Report all lines from the entries below in which "Чувашской" appears.

[start]

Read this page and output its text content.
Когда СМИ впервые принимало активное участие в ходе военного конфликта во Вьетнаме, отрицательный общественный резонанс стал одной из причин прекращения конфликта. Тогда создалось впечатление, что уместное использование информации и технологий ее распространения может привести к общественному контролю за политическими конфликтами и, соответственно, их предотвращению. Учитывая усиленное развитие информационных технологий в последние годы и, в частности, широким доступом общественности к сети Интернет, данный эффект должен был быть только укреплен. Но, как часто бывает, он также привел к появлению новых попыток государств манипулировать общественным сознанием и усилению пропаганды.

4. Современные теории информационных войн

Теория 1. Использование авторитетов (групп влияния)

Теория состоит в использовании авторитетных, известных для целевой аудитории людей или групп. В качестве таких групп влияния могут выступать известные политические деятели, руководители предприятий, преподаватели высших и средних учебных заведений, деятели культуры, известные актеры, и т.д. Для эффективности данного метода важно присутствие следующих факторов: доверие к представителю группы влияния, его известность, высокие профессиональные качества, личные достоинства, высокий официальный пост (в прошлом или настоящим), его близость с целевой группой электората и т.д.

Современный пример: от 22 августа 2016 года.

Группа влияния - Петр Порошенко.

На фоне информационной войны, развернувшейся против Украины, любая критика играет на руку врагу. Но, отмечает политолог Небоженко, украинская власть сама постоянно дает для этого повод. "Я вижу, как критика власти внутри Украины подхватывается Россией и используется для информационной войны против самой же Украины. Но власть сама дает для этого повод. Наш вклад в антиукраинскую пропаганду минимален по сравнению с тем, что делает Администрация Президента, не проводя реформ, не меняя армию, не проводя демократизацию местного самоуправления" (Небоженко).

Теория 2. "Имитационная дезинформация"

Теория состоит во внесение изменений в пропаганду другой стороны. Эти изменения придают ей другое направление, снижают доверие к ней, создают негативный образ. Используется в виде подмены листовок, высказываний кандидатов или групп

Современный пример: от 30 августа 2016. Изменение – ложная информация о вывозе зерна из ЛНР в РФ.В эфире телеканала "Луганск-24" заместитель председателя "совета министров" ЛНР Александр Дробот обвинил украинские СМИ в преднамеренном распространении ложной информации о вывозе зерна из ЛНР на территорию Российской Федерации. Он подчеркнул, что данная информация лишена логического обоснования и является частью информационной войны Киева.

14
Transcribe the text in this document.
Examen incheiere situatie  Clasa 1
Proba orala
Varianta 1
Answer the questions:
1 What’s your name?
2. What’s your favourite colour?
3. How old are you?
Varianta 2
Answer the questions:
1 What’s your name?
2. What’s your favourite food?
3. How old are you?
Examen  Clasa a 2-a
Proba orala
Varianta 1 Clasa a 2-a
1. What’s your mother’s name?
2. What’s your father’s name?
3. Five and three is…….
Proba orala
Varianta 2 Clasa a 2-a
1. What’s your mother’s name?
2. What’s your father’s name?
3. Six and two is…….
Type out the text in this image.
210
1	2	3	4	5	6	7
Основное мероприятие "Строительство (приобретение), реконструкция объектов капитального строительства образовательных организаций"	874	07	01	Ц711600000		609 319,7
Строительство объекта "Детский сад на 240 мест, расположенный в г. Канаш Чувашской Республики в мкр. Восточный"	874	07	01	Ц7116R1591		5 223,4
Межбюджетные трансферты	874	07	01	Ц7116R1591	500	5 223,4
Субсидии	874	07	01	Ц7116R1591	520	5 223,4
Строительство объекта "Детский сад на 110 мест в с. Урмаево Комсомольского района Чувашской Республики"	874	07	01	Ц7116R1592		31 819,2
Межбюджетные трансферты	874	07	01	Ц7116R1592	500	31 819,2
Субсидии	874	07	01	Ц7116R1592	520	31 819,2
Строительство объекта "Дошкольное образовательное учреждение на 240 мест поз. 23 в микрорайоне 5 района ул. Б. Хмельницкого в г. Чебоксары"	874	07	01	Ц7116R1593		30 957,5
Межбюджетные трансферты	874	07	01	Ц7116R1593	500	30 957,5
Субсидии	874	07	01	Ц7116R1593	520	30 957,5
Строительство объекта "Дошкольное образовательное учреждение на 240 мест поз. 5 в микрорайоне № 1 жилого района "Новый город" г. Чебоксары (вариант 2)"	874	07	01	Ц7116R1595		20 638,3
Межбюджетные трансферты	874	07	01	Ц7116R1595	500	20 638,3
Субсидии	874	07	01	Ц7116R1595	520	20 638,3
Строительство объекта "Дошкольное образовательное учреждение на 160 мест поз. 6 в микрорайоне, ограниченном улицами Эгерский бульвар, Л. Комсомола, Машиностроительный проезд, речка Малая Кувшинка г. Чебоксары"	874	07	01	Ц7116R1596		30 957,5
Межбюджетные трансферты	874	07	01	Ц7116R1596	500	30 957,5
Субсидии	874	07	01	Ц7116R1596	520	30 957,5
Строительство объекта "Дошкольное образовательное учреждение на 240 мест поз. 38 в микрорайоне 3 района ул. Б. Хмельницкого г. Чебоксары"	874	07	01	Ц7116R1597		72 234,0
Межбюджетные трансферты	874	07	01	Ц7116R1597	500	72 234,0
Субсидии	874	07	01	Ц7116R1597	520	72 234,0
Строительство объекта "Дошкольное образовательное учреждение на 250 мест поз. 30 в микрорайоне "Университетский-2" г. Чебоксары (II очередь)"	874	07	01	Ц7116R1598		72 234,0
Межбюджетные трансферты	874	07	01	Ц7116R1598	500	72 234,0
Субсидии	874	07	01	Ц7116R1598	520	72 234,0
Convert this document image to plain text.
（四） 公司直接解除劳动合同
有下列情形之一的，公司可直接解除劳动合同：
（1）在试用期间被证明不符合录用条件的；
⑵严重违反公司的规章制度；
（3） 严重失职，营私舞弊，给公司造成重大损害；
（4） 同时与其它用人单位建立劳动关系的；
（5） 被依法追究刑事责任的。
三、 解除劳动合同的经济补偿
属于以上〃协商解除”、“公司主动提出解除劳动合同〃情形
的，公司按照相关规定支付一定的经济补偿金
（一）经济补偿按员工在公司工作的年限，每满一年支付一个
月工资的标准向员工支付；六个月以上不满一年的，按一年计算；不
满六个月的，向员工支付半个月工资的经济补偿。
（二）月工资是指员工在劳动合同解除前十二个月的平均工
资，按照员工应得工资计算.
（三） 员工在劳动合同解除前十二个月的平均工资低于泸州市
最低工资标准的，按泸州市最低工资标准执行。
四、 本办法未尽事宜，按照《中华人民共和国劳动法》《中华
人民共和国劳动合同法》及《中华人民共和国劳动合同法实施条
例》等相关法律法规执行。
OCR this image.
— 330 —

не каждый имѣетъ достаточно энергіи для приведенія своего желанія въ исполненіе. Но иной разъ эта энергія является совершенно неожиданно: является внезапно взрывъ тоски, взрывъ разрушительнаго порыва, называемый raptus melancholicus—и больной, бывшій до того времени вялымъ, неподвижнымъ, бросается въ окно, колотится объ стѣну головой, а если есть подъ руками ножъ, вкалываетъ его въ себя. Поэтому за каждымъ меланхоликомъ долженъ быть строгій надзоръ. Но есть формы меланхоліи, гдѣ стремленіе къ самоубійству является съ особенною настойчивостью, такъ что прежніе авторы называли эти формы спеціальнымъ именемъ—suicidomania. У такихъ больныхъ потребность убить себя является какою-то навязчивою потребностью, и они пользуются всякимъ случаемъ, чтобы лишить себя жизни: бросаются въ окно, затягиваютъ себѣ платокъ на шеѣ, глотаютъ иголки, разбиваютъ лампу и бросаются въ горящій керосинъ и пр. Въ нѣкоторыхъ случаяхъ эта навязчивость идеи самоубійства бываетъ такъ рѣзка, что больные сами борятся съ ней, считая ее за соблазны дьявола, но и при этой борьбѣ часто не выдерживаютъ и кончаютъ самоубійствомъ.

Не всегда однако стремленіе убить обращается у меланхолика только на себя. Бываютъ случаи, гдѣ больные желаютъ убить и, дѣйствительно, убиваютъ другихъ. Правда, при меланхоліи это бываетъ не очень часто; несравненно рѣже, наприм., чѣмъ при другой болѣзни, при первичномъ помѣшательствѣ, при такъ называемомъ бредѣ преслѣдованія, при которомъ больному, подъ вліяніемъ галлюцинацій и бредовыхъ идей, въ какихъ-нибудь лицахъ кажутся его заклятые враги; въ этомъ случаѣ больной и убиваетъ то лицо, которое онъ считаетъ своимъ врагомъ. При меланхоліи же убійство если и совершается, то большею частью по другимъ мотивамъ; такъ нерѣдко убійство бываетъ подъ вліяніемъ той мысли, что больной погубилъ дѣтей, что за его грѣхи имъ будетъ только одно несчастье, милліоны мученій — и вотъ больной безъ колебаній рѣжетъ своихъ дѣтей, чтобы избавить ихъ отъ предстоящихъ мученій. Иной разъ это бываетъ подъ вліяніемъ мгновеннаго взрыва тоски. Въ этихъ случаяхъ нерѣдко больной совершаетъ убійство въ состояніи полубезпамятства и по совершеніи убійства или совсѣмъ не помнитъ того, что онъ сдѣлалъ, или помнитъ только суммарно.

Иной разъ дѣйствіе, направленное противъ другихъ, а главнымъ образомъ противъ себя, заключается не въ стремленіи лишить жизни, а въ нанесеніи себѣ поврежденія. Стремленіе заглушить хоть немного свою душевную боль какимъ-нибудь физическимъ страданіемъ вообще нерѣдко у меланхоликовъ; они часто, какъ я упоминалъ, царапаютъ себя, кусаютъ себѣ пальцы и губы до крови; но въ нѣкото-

[end]

Complete answer:
Строительство объекта "Детский сад на 240 мест, расположенный в г. Канаш Чувашской Республики в мкр. Восточный"	874	07	01	Ц7116R1591		5 223,4
Строительство объекта "Детский сад на 110 мест в с. Урмаево Комсомольского района Чувашской Республики"	874	07	01	Ц7116R1592		31 819,2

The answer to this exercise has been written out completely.